*STATED GOAL*. Repeat exactly each line of the data provided below.

** Start of RECORD EXTRACTS **

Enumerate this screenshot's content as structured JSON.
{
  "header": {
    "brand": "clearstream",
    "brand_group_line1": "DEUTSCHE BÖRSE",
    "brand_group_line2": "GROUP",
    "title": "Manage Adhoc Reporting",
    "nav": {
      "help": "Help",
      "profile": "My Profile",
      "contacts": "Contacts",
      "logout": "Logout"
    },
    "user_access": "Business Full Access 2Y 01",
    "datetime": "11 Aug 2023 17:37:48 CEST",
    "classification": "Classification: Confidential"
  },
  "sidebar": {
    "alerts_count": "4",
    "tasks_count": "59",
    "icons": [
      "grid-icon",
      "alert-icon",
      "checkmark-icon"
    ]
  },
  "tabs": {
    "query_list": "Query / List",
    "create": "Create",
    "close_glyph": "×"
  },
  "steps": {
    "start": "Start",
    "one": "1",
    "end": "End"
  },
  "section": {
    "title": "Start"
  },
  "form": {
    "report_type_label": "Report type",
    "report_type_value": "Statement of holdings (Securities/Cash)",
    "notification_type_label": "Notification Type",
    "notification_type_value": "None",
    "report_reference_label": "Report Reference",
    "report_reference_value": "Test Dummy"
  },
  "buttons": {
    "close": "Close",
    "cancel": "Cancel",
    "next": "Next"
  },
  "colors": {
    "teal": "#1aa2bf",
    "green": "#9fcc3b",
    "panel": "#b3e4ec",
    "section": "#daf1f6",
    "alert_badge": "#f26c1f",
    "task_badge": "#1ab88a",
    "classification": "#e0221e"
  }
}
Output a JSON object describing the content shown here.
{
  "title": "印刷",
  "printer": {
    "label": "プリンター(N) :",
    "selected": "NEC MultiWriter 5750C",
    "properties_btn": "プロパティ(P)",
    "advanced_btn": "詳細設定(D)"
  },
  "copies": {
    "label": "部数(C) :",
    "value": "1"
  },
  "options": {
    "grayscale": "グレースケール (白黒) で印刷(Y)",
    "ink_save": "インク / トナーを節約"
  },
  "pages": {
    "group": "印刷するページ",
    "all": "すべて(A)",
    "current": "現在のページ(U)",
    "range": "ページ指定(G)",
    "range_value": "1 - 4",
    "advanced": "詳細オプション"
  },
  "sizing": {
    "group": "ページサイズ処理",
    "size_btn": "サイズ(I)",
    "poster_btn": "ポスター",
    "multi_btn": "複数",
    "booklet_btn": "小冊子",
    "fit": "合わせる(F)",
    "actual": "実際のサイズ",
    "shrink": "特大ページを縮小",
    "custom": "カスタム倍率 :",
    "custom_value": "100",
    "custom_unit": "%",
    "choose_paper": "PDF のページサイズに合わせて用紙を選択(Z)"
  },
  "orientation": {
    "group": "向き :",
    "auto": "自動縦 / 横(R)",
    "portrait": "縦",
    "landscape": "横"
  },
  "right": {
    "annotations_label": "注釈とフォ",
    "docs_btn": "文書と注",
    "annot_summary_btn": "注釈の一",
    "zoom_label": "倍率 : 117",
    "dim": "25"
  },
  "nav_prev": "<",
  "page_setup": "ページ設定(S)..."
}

** End of RECORD EXTRACTS **

*EXERCISE RESULT*.
Enumerate this screenshot's content as structured JSON.
{
  "header": {
    "brand": "clearstream",
    "brand_group_line1": "DEUTSCHE BÖRSE",
    "brand_group_line2": "GROUP",
    "title": "Manage Adhoc Reporting",
    "nav": {
      "help": "Help",
      "profile": "My Profile",
      "contacts": "Contacts",
      "logout": "Logout"
    },
    "user_access": "Business Full Access 2Y 01",
    "datetime": "11 Aug 2023 17:37:48 CEST",
    "classification": "Classification: Confidential"
  },
  "sidebar": {
    "alerts_count": "4",
    "tasks_count": "59",
    "icons": [
      "grid-icon",
      "alert-icon",
      "checkmark-icon"
    ]
  },
  "tabs": {
    "query_list": "Query / List",
    "create": "Create",
    "close_glyph": "×"
  },
  "steps": {
    "start": "Start",
    "one": "1",
    "end": "End"
  },
  "section": {
    "title": "Start"
  },
  "form": {
    "report_type_label": "Report type",
    "report_type_value": "Statement of holdings (Securities/Cash)",
    "notification_type_label": "Notification Type",
    "notification_type_value": "None",
    "report_reference_label": "Report Reference",
    "report_reference_value": "Test Dummy"
  },
  "buttons": {
    "close": "Close",
    "cancel": "Cancel",
    "next": "Next"
  },
  "colors": {
    "teal": "#1aa2bf",
    "green": "#9fcc3b",
    "panel": "#b3e4ec",
    "section": "#daf1f6",
    "alert_badge": "#f26c1f",
    "task_badge": "#1ab88a",
    "classification": "#e0221e"
  }
}
Output a JSON object describing the content shown here.
{
  "title": "印刷",
  "printer": {
    "label": "プリンター(N) :",
    "selected": "NEC MultiWriter 5750C",
    "properties_btn": "プロパティ(P)",
    "advanced_btn": "詳細設定(D)"
  },
  "copies": {
    "label": "部数(C) :",
    "value": "1"
  },
  "options": {
    "grayscale": "グレースケール (白黒) で印刷(Y)",
    "ink_save": "インク / トナーを節約"
  },
  "pages": {
    "group": "印刷するページ",
    "all": "すべて(A)",
    "current": "現在のページ(U)",
    "range": "ページ指定(G)",
    "range_value": "1 - 4",
    "advanced": "詳細オプション"
  },
  "sizing": {
    "group": "ページサイズ処理",
    "size_btn": "サイズ(I)",
    "poster_btn": "ポスター",
    "multi_btn": "複数",
    "booklet_btn": "小冊子",
    "fit": "合わせる(F)",
    "actual": "実際のサイズ",
    "shrink": "特大ページを縮小",
    "custom": "カスタム倍率 :",
    "custom_value": "100",
    "custom_unit": "%",
    "choose_paper": "PDF のページサイズに合わせて用紙を選択(Z)"
  },
  "orientation": {
    "group": "向き :",
    "auto": "自動縦 / 横(R)",
    "portrait": "縦",
    "landscape": "横"
  },
  "right": {
    "annotations_label": "注釈とフォ",
    "docs_btn": "文書と注",
    "annot_summary_btn": "注釈の一",
    "zoom_label": "倍率 : 117",
    "dim": "25"
  },
  "nav_prev": "<",
  "page_setup": "ページ設定(S)..."
}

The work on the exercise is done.